_Aim of the task_:
Every line from the one containing "Read out every word on this page." through the end of the listing below goes in the output, exactly and without pictures.

_Input material_:
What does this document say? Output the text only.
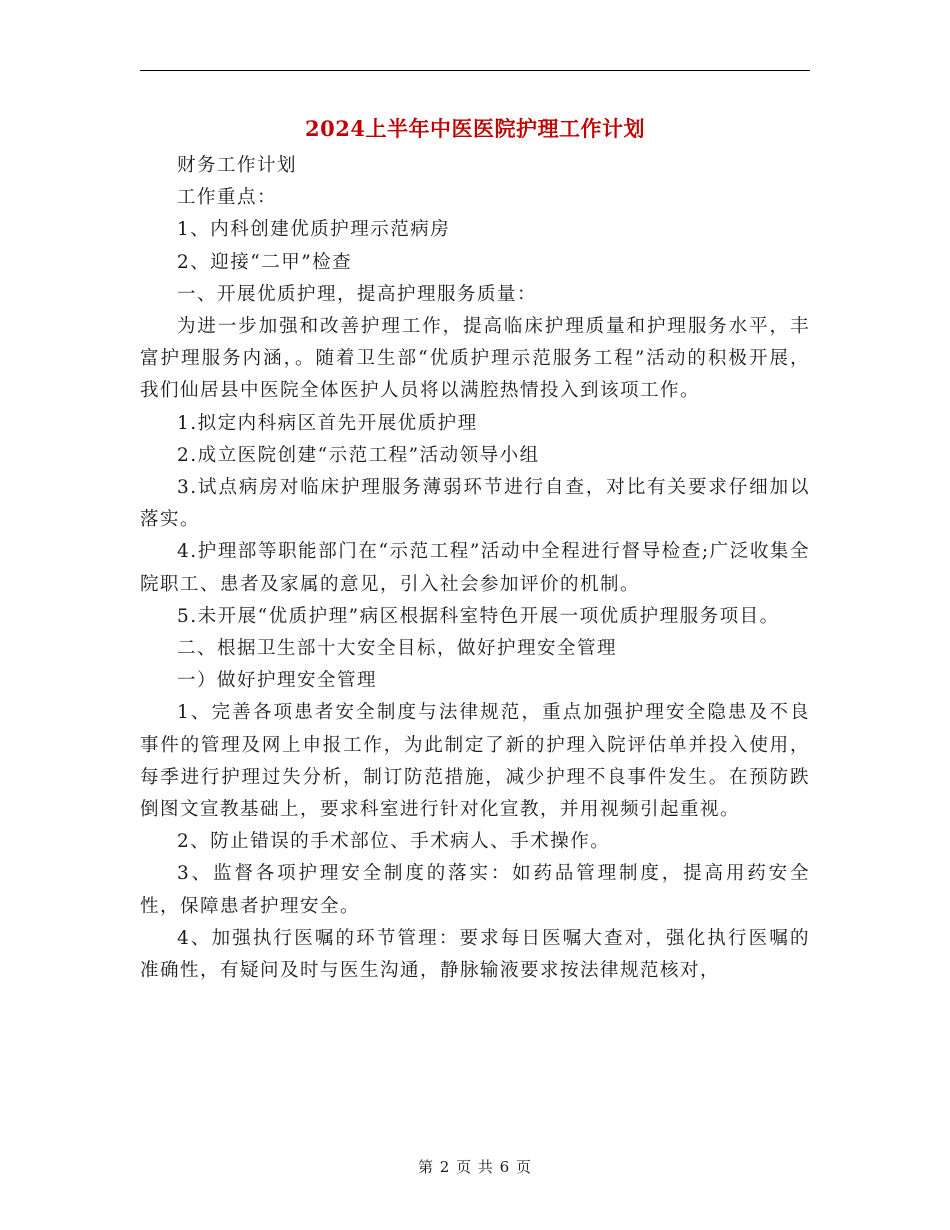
2024上半年中医医院护理工作计划

财务工作计划

工作重点：

1、内科创建优质护理示范病房

2、迎接“二甲”检查

一、开展优质护理，提高护理服务质量：

为进一步加强和改善护理工作，提高临床护理质量和护理服务水平，丰富护理服务内涵，。随着卫生部“优质护理示范服务工程”活动的积极开展，我们仙居县中医院全体医护人员将以满腔热情投入到该项工作。

1.拟定内科病区首先开展优质护理

2.成立医院创建“示范工程”活动领导小组

3.试点病房对临床护理服务薄弱环节进行自查，对比有关要求仔细加以落实。

4.护理部等职能部门在“示范工程”活动中全程进行督导检查;广泛收集全院职工、患者及家属的意见，引入社会参加评价的机制。

5.未开展“优质护理”病区根据科室特色开展一项优质护理服务项目。

二、根据卫生部十大安全目标，做好护理安全管理

一）做好护理安全管理

1、完善各项患者安全制度与法律规范，重点加强护理安全隐患及不良事件的管理及网上申报工作，为此制定了新的护理入院评估单并投入使用，每季进行护理过失分析，制订防范措施，减少护理不良事件发生。在预防跌倒图文宣教基础上，要求科室进行针对化宣教，并用视频引起重视。

2、防止错误的手术部位、手术病人、手术操作。

3、监督各项护理安全制度的落实：如药品管理制度，提高用药安全性，保障患者护理安全。

4、加强执行医嘱的环节管理：要求每日医嘱大查对，强化执行医嘱的准确性，有疑问及时与医生沟通，静脉输液要求按法律规范核对，

第 2 页 共 6 页
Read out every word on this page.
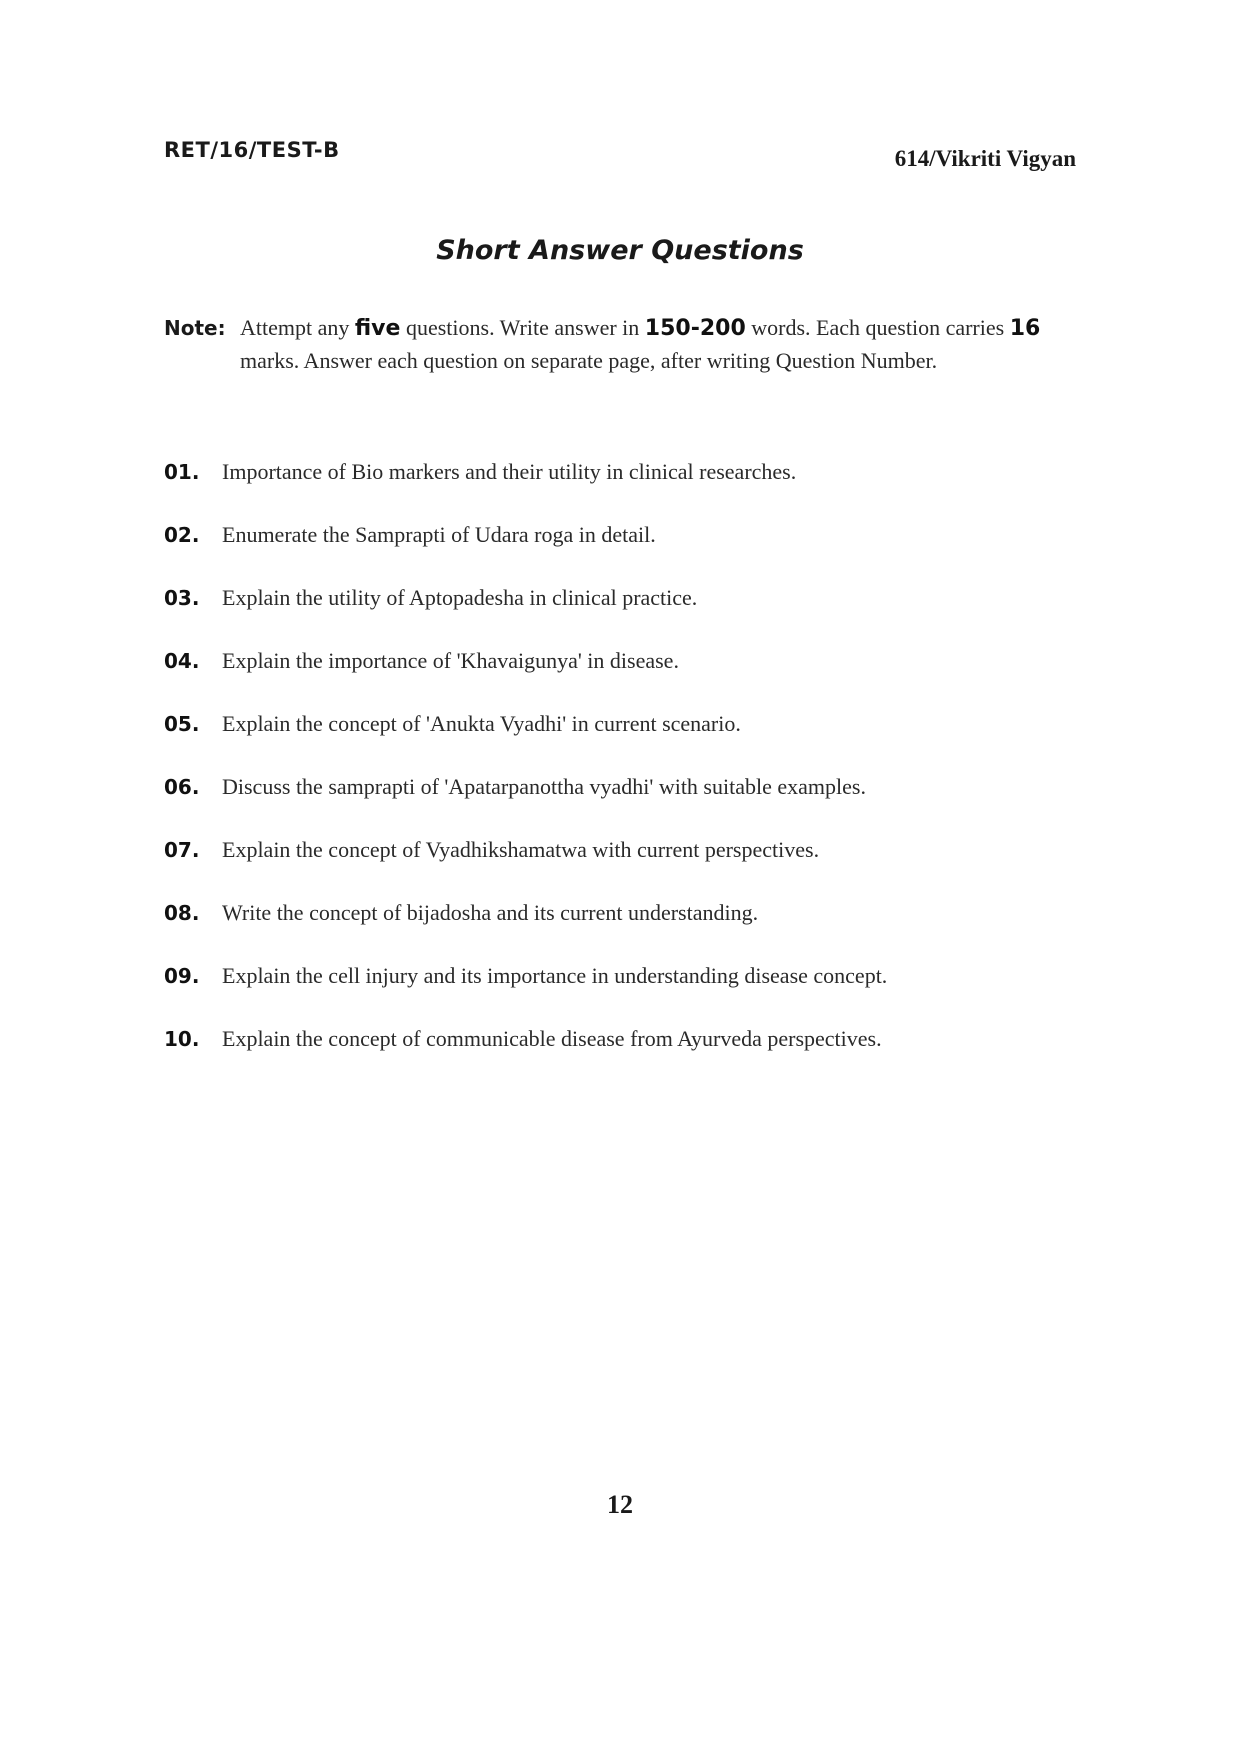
RET/16/TEST-B	614/Vikriti Vigyan
Short Answer Questions
Note: Attempt any five questions. Write answer in 150-200 words. Each question carries 16 marks. Answer each question on separate page, after writing Question Number.
01.	Importance of Bio markers and their utility in clinical researches.
02.	Enumerate the Samprapti of Udara roga in detail.
03.	Explain the utility of Aptopadesha in clinical practice.
04.	Explain the importance of 'Khavaigunya' in disease.
05.	Explain the concept of 'Anukta Vyadhi' in current scenario.
06.	Discuss the samprapti of 'Apatarpanottha vyadhi' with suitable examples.
07.	Explain the concept of Vyadhikshamatwa with current perspectives.
08.	Write the concept of bijadosha and its current understanding.
09.	Explain the cell injury and its importance in understanding disease concept.
10.	Explain the concept of communicable disease from Ayurveda perspectives.
12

_Task response_:
Read out every word on this page.
RET/16/TEST-B	614/Vikriti Vigyan
Short Answer Questions
Note: Attempt any five questions. Write answer in 150-200 words. Each question carries 16 marks. Answer each question on separate page, after writing Question Number.
01.	Importance of Bio markers and their utility in clinical researches.
02.	Enumerate the Samprapti of Udara roga in detail.
03.	Explain the utility of Aptopadesha in clinical practice.
04.	Explain the importance of 'Khavaigunya' in disease.
05.	Explain the concept of 'Anukta Vyadhi' in current scenario.
06.	Discuss the samprapti of 'Apatarpanottha vyadhi' with suitable examples.
07.	Explain the concept of Vyadhikshamatwa with current perspectives.
08.	Write the concept of bijadosha and its current understanding.
09.	Explain the cell injury and its importance in understanding disease concept.
10.	Explain the concept of communicable disease from Ayurveda perspectives.
12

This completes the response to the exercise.